[Work to do]
Print out the entries below with no edits.

[Material supplied]
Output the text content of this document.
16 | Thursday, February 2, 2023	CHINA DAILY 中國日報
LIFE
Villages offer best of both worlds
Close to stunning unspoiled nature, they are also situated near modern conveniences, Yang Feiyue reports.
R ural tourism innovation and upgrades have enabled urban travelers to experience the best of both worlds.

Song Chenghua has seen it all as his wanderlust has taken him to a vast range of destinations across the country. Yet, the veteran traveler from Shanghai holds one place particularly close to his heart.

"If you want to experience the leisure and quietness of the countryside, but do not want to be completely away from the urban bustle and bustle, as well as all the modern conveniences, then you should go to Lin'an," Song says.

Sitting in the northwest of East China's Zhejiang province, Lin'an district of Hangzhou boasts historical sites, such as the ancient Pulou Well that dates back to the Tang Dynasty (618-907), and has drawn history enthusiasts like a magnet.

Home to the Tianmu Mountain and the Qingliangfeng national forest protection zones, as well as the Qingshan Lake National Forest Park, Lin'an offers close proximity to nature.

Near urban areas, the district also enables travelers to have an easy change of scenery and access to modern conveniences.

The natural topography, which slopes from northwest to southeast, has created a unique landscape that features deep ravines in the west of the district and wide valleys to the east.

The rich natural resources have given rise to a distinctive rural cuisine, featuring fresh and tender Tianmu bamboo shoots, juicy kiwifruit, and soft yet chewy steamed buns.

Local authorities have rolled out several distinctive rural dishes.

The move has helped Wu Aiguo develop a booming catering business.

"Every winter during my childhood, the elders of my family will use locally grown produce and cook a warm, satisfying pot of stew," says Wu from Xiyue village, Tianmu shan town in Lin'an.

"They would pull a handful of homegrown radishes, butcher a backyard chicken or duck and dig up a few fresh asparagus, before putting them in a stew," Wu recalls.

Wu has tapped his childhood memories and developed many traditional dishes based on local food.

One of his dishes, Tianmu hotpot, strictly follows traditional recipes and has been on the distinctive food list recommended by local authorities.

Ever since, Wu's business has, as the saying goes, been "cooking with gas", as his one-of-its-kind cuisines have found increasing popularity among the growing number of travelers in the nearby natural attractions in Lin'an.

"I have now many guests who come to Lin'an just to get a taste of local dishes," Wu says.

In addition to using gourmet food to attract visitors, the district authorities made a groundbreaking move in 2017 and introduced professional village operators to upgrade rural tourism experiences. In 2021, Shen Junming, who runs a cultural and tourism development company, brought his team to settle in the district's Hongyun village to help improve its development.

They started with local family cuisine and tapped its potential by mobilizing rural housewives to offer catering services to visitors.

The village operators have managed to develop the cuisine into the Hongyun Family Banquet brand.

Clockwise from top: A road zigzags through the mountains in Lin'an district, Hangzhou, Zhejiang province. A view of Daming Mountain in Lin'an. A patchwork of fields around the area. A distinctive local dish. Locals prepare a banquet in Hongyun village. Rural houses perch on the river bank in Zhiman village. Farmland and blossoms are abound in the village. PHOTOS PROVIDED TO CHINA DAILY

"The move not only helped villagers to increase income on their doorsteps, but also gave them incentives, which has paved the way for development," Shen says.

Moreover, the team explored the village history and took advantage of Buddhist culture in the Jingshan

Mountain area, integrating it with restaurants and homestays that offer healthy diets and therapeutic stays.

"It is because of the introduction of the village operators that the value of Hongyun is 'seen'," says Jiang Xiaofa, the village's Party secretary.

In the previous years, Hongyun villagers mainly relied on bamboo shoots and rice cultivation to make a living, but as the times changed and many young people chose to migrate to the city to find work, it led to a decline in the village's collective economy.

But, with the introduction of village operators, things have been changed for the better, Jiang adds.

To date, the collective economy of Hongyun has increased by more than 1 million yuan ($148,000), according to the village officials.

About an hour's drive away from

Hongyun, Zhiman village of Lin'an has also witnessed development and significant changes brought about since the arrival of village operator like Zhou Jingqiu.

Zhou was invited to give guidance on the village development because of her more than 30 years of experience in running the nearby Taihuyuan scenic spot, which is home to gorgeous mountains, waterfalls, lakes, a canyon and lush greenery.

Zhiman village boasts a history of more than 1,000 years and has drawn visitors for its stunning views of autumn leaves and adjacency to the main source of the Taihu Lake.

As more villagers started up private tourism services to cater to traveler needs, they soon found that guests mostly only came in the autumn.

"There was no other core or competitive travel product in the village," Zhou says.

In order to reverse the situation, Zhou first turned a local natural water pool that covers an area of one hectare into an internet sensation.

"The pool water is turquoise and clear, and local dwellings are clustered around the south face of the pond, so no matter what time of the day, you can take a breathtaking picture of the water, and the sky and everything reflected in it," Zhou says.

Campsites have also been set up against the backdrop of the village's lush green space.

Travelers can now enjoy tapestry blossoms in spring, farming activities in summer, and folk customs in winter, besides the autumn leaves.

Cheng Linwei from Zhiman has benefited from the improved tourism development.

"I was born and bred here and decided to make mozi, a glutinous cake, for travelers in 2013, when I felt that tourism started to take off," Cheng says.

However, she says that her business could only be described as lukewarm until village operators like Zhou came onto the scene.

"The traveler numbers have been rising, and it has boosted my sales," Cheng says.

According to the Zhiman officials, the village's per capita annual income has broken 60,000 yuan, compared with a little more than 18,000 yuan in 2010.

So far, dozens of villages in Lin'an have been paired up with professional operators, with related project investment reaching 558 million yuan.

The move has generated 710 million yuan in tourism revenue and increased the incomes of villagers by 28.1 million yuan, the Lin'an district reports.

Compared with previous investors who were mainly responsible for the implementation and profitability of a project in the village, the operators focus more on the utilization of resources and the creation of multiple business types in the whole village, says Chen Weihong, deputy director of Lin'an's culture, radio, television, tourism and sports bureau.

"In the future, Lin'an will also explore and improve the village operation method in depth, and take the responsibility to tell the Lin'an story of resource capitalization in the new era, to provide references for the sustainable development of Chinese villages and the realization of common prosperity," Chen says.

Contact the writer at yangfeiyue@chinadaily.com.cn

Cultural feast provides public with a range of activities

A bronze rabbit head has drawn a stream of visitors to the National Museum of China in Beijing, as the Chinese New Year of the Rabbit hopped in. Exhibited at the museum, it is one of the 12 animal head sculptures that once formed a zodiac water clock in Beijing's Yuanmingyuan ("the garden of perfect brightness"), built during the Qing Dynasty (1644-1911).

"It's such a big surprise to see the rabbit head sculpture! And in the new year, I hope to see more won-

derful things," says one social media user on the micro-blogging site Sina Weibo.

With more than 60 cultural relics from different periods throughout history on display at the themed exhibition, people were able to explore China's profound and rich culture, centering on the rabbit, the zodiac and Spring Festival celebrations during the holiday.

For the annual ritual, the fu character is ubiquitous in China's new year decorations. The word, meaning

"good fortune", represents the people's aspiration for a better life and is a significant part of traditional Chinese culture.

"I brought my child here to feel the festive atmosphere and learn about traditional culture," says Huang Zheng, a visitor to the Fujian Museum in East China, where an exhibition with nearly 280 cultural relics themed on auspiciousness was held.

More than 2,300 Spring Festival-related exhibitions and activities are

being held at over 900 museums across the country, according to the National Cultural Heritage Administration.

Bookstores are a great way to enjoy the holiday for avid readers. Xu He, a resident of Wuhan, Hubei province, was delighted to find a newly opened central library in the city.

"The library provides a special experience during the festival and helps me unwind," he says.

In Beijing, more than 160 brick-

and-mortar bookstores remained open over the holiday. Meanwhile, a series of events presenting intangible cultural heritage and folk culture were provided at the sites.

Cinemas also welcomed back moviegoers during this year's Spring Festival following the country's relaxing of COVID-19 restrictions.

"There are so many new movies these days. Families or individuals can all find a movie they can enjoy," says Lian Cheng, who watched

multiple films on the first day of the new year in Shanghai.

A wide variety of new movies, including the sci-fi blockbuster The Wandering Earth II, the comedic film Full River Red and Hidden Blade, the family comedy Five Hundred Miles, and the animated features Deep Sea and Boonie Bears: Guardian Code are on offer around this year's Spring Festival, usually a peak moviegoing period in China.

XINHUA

[Reply to the exercise]
Output the text content of this document.
16 | Thursday, February 2, 2023	CHINA DAILY 中國日報
LIFE
Villages offer best of both worlds
Close to stunning unspoiled nature, they are also situated near modern conveniences, Yang Feiyue reports.
R ural tourism innovation and upgrades have enabled urban travelers to experience the best of both worlds.

Song Chenghua has seen it all as his wanderlust has taken him to a vast range of destinations across the country. Yet, the veteran traveler from Shanghai holds one place particularly close to his heart.

"If you want to experience the leisure and quietness of the countryside, but do not want to be completely away from the urban bustle and bustle, as well as all the modern conveniences, then you should go to Lin'an," Song says.

Sitting in the northwest of East China's Zhejiang province, Lin'an district of Hangzhou boasts historical sites, such as the ancient Pulou Well that dates back to the Tang Dynasty (618-907), and has drawn history enthusiasts like a magnet.

Home to the Tianmu Mountain and the Qingliangfeng national forest protection zones, as well as the Qingshan Lake National Forest Park, Lin'an offers close proximity to nature.

Near urban areas, the district also enables travelers to have an easy change of scenery and access to modern conveniences.

The natural topography, which slopes from northwest to southeast, has created a unique landscape that features deep ravines in the west of the district and wide valleys to the east.

The rich natural resources have given rise to a distinctive rural cuisine, featuring fresh and tender Tianmu bamboo shoots, juicy kiwifruit, and soft yet chewy steamed buns.

Local authorities have rolled out several distinctive rural dishes.

The move has helped Wu Aiguo develop a booming catering business.

"Every winter during my childhood, the elders of my family will use locally grown produce and cook a warm, satisfying pot of stew," says Wu from Xiyue village, Tianmu shan town in Lin'an.

"They would pull a handful of homegrown radishes, butcher a backyard chicken or duck and dig up a few fresh asparagus, before putting them in a stew," Wu recalls.

Wu has tapped his childhood memories and developed many traditional dishes based on local food.

One of his dishes, Tianmu hotpot, strictly follows traditional recipes and has been on the distinctive food list recommended by local authorities.

Ever since, Wu's business has, as the saying goes, been "cooking with gas", as his one-of-its-kind cuisines have found increasing popularity among the growing number of travelers in the nearby natural attractions in Lin'an.

"I have now many guests who come to Lin'an just to get a taste of local dishes," Wu says.

In addition to using gourmet food to attract visitors, the district authorities made a groundbreaking move in 2017 and introduced professional village operators to upgrade rural tourism experiences. In 2021, Shen Junming, who runs a cultural and tourism development company, brought his team to settle in the district's Hongyun village to help improve its development.

They started with local family cuisine and tapped its potential by mobilizing rural housewives to offer catering services to visitors.

The village operators have managed to develop the cuisine into the Hongyun Family Banquet brand.

Clockwise from top: A road zigzags through the mountains in Lin'an district, Hangzhou, Zhejiang province. A view of Daming Mountain in Lin'an. A patchwork of fields around the area. A distinctive local dish. Locals prepare a banquet in Hongyun village. Rural houses perch on the river bank in Zhiman village. Farmland and blossoms are abound in the village. PHOTOS PROVIDED TO CHINA DAILY

"The move not only helped villagers to increase income on their doorsteps, but also gave them incentives, which has paved the way for development," Shen says.

Moreover, the team explored the village history and took advantage of Buddhist culture in the Jingshan

Mountain area, integrating it with restaurants and homestays that offer healthy diets and therapeutic stays.

"It is because of the introduction of the village operators that the value of Hongyun is 'seen'," says Jiang Xiaofa, the village's Party secretary.

In the previous years, Hongyun villagers mainly relied on bamboo shoots and rice cultivation to make a living, but as the times changed and many young people chose to migrate to the city to find work, it led to a decline in the village's collective economy.

But, with the introduction of village operators, things have been changed for the better, Jiang adds.

To date, the collective economy of Hongyun has increased by more than 1 million yuan ($148,000), according to the village officials.

About an hour's drive away from

Hongyun, Zhiman village of Lin'an has also witnessed development and significant changes brought about since the arrival of village operator like Zhou Jingqiu.

Zhou was invited to give guidance on the village development because of her more than 30 years of experience in running the nearby Taihuyuan scenic spot, which is home to gorgeous mountains, waterfalls, lakes, a canyon and lush greenery.

Zhiman village boasts a history of more than 1,000 years and has drawn visitors for its stunning views of autumn leaves and adjacency to the main source of the Taihu Lake.

As more villagers started up private tourism services to cater to traveler needs, they soon found that guests mostly only came in the autumn.

"There was no other core or competitive travel product in the village," Zhou says.

In order to reverse the situation, Zhou first turned a local natural water pool that covers an area of one hectare into an internet sensation.

"The pool water is turquoise and clear, and local dwellings are clustered around the south face of the pond, so no matter what time of the day, you can take a breathtaking picture of the water, and the sky and everything reflected in it," Zhou says.

Campsites have also been set up against the backdrop of the village's lush green space.

Travelers can now enjoy tapestry blossoms in spring, farming activities in summer, and folk customs in winter, besides the autumn leaves.

Cheng Linwei from Zhiman has benefited from the improved tourism development.

"I was born and bred here and decided to make mozi, a glutinous cake, for travelers in 2013, when I felt that tourism started to take off," Cheng says.

However, she says that her business could only be described as lukewarm until village operators like Zhou came onto the scene.

"The traveler numbers have been rising, and it has boosted my sales," Cheng says.

According to the Zhiman officials, the village's per capita annual income has broken 60,000 yuan, compared with a little more than 18,000 yuan in 2010.

So far, dozens of villages in Lin'an have been paired up with professional operators, with related project investment reaching 558 million yuan.

The move has generated 710 million yuan in tourism revenue and increased the incomes of villagers by 28.1 million yuan, the Lin'an district reports.

Compared with previous investors who were mainly responsible for the implementation and profitability of a project in the village, the operators focus more on the utilization of resources and the creation of multiple business types in the whole village, says Chen Weihong, deputy director of Lin'an's culture, radio, television, tourism and sports bureau.

"In the future, Lin'an will also explore and improve the village operation method in depth, and take the responsibility to tell the Lin'an story of resource capitalization in the new era, to provide references for the sustainable development of Chinese villages and the realization of common prosperity," Chen says.

Contact the writer at yangfeiyue@chinadaily.com.cn

Cultural feast provides public with a range of activities

A bronze rabbit head has drawn a stream of visitors to the National Museum of China in Beijing, as the Chinese New Year of the Rabbit hopped in. Exhibited at the museum, it is one of the 12 animal head sculptures that once formed a zodiac water clock in Beijing's Yuanmingyuan ("the garden of perfect brightness"), built during the Qing Dynasty (1644-1911).

"It's such a big surprise to see the rabbit head sculpture! And in the new year, I hope to see more won-

derful things," says one social media user on the micro-blogging site Sina Weibo.

With more than 60 cultural relics from different periods throughout history on display at the themed exhibition, people were able to explore China's profound and rich culture, centering on the rabbit, the zodiac and Spring Festival celebrations during the holiday.

For the annual ritual, the fu character is ubiquitous in China's new year decorations. The word, meaning

"good fortune", represents the people's aspiration for a better life and is a significant part of traditional Chinese culture.

"I brought my child here to feel the festive atmosphere and learn about traditional culture," says Huang Zheng, a visitor to the Fujian Museum in East China, where an exhibition with nearly 280 cultural relics themed on auspiciousness was held.

More than 2,300 Spring Festival-related exhibitions and activities are

being held at over 900 museums across the country, according to the National Cultural Heritage Administration.

Bookstores are a great way to enjoy the holiday for avid readers. Xu He, a resident of Wuhan, Hubei province, was delighted to find a newly opened central library in the city.

"The library provides a special experience during the festival and helps me unwind," he says.

In Beijing, more than 160 brick-

and-mortar bookstores remained open over the holiday. Meanwhile, a series of events presenting intangible cultural heritage and folk culture were provided at the sites.

Cinemas also welcomed back moviegoers during this year's Spring Festival following the country's relaxing of COVID-19 restrictions.

"There are so many new movies these days. Families or individuals can all find a movie they can enjoy," says Lian Cheng, who watched

multiple films on the first day of the new year in Shanghai.

A wide variety of new movies, including the sci-fi blockbuster The Wandering Earth II, the comedic film Full River Red and Hidden Blade, the family comedy Five Hundred Miles, and the animated features Deep Sea and Boonie Bears: Guardian Code are on offer around this year's Spring Festival, usually a peak moviegoing period in China.

XINHUA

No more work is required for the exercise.